Aim of the task: Gather all lines from the material that contain "Medicinska".

Supplied data:

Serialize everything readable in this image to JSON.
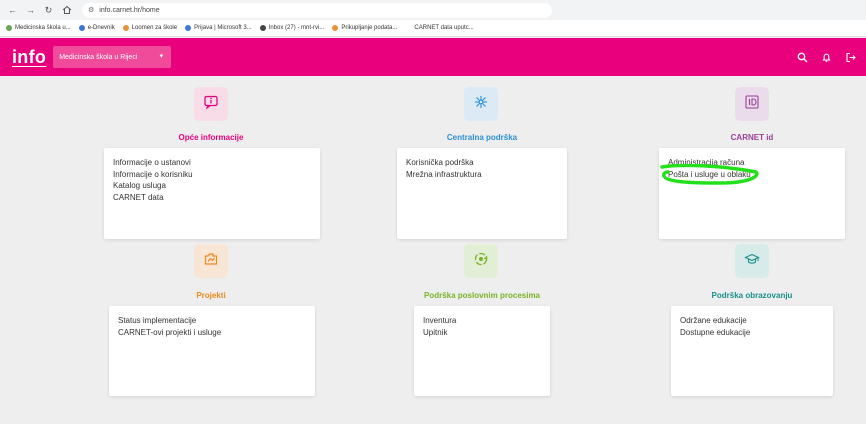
{
  "browser": {
    "url": "info.carnet.hr/home",
    "bookmarks": [
      {
        "label": "Medicinska škola u...",
        "color": "#6aa84f"
      },
      {
        "label": "e-Dnevnik",
        "color": "#3c78d8"
      },
      {
        "label": "Loomen za škole",
        "color": "#e69138"
      },
      {
        "label": "Prijava | Microsoft 3...",
        "color": "#3c78d8"
      },
      {
        "label": "Inbox (27) - mnt-rvi...",
        "color": "#444444"
      },
      {
        "label": "Prikupljanje podata...",
        "color": "#e69138"
      },
      {
        "label": "CARNET data uputc...",
        "color": "#ffffff"
      }
    ]
  },
  "header": {
    "logo": "info",
    "school": "Medicinska škola u Rijeci"
  },
  "sections": [
    {
      "title": "Opće informacije",
      "icon": "info-icon",
      "color": "#e8007c",
      "bg": "#f8dde9",
      "links": [
        "Informacije o ustanovi",
        "Informacije o korisniku",
        "Katalog usluga",
        "CARNET data"
      ]
    },
    {
      "title": "Centralna podrška",
      "icon": "network-icon",
      "color": "#2b8fd6",
      "bg": "#dbeaf5",
      "links": [
        "Korisnička podrška",
        "Mrežna infrastruktura"
      ]
    },
    {
      "title": "CARNET id",
      "icon": "id-card-icon",
      "color": "#9a3f99",
      "bg": "#eadcea",
      "links": [
        "Administracija računa",
        "Pošta i usluge u oblaku"
      ]
    },
    {
      "title": "Projekti",
      "icon": "project-icon",
      "color": "#f0891c",
      "bg": "#f7e6d5",
      "links": [
        "Status implementacije",
        "CARNET-ovi projekti i usluge"
      ]
    },
    {
      "title": "Podrška poslovnim procesima",
      "icon": "process-icon",
      "color": "#78b428",
      "bg": "#e3eed6",
      "links": [
        "Inventura",
        "Upitnik"
      ]
    },
    {
      "title": "Podrška obrazovanju",
      "icon": "graduation-cap-icon",
      "color": "#17908a",
      "bg": "#d7ebea",
      "links": [
        "Održane edukacije",
        "Dostupne edukacije"
      ]
    }
  ]
}
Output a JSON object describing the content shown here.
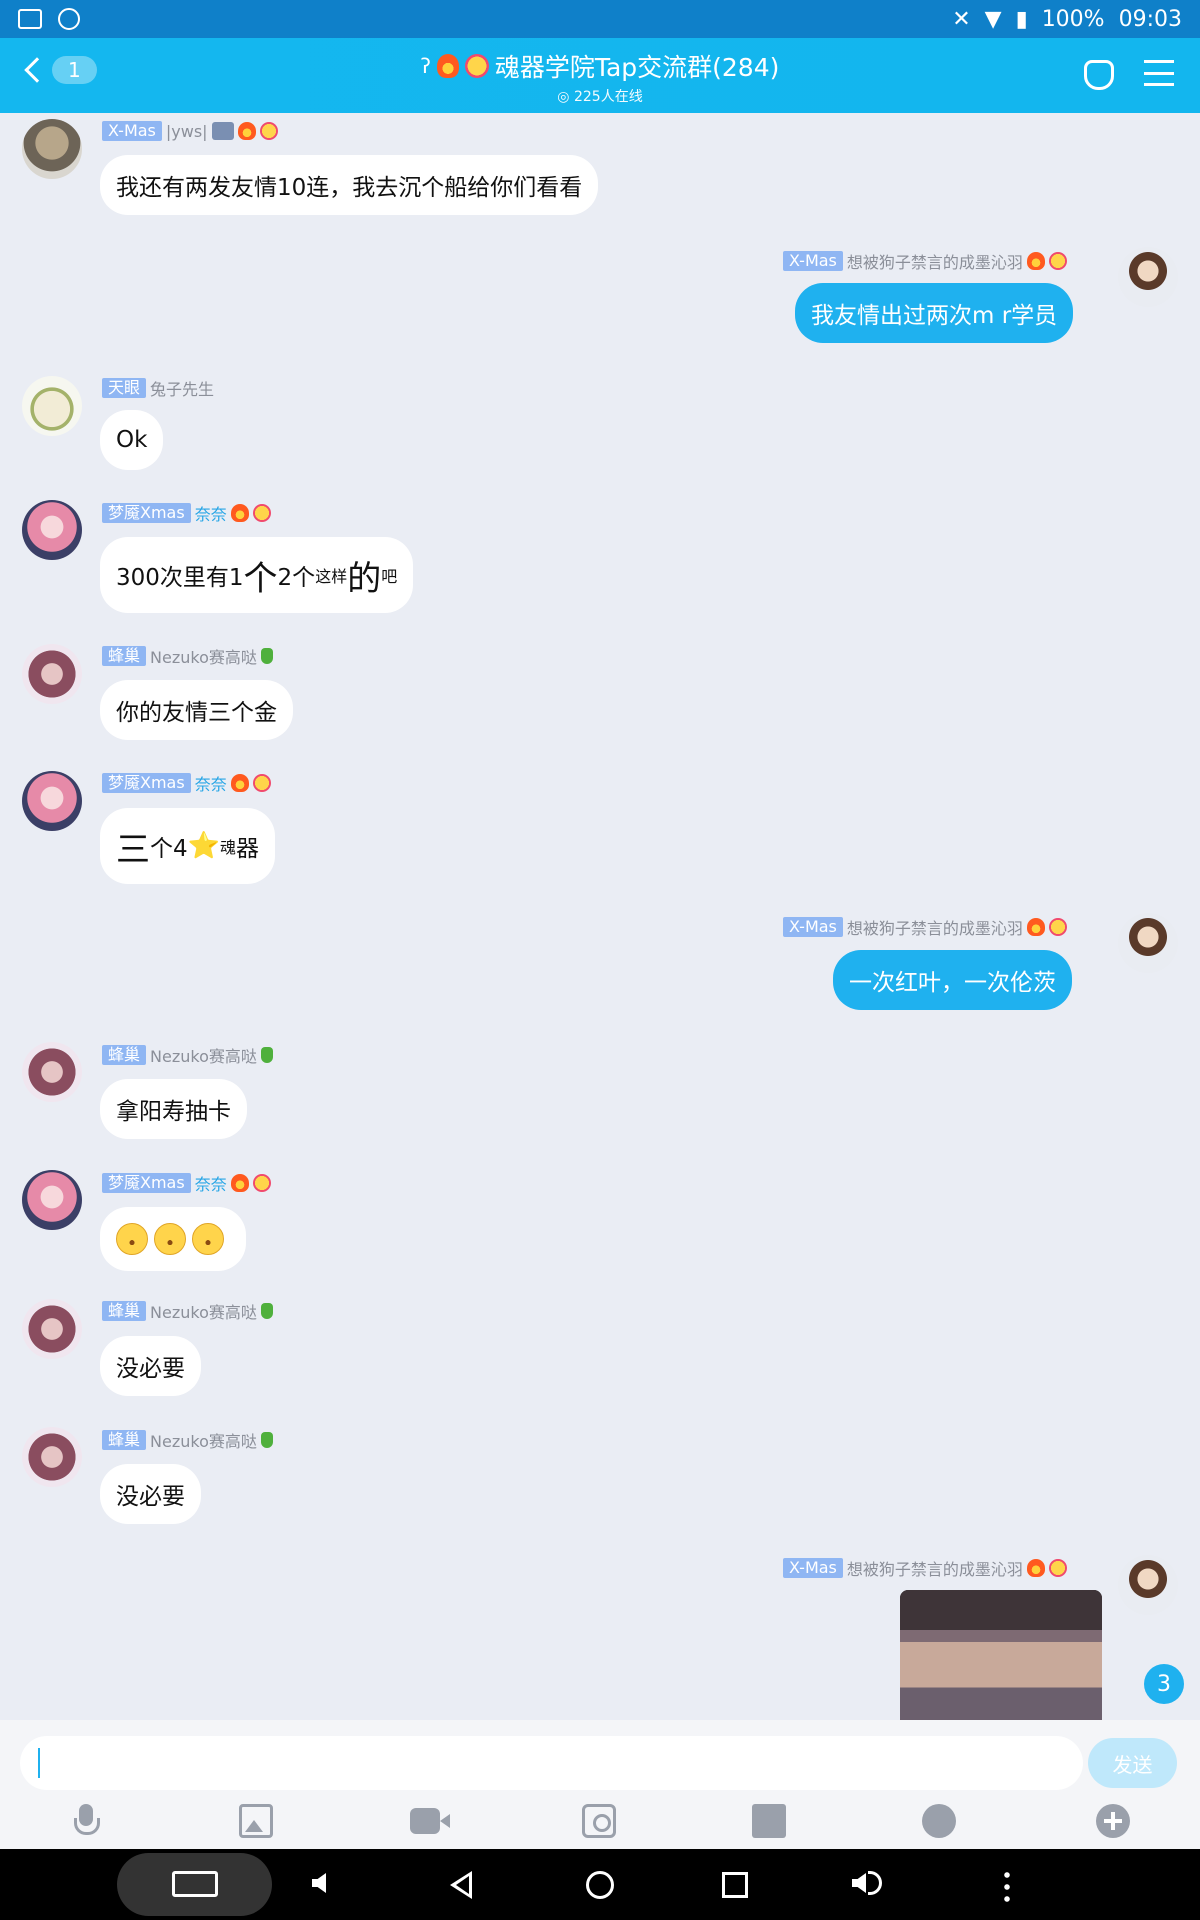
{
  "status_bar": {
    "battery": "100%",
    "time": "09:03"
  },
  "header": {
    "unread_count": "1",
    "title": "魂器学院Tap交流群(284)",
    "online": "225人在线"
  },
  "messages": [
    {
      "tag": "X-Mas",
      "name": "|yws|",
      "text": "我还有两发友情10连，我去沉个船给你们看看"
    },
    {
      "tag": "X-Mas",
      "name": "想被狗子禁言的成墨沁羽",
      "text": "我友情出过两次m r学员"
    },
    {
      "tag": "天眼",
      "name": "兔子先生",
      "text": "Ok"
    },
    {
      "tag": "梦魇Xmas",
      "name": "奈奈",
      "parts": [
        "300次里有1",
        "个",
        "2个",
        "这样",
        "的",
        "吧"
      ]
    },
    {
      "tag": "蜂巢",
      "name": "Nezuko赛高哒",
      "text": "你的友情三个金"
    },
    {
      "tag": "梦魇Xmas",
      "name": "奈奈",
      "parts": [
        "三",
        "个4",
        "⭐",
        "魂",
        "器"
      ]
    },
    {
      "tag": "X-Mas",
      "name": "想被狗子禁言的成墨沁羽",
      "text": "一次红叶，一次伦茨"
    },
    {
      "tag": "蜂巢",
      "name": "Nezuko赛高哒",
      "text": "拿阳寿抽卡"
    },
    {
      "tag": "梦魇Xmas",
      "name": "奈奈",
      "text": ""
    },
    {
      "tag": "蜂巢",
      "name": "Nezuko赛高哒",
      "text": "没必要"
    },
    {
      "tag": "蜂巢",
      "name": "Nezuko赛高哒",
      "text": "没必要"
    },
    {
      "tag": "X-Mas",
      "name": "想被狗子禁言的成墨沁羽",
      "text": ""
    }
  ],
  "new_message_count": "3",
  "input": {
    "value": "",
    "send_label": "发送"
  },
  "tools": [
    "mic-icon",
    "image-icon",
    "video-icon",
    "camera-icon",
    "gift-icon",
    "smile-icon",
    "plus-icon"
  ]
}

The output:
        "label": "Medicinska škola u...",
    "school": "Medicinska škola u Rijeci"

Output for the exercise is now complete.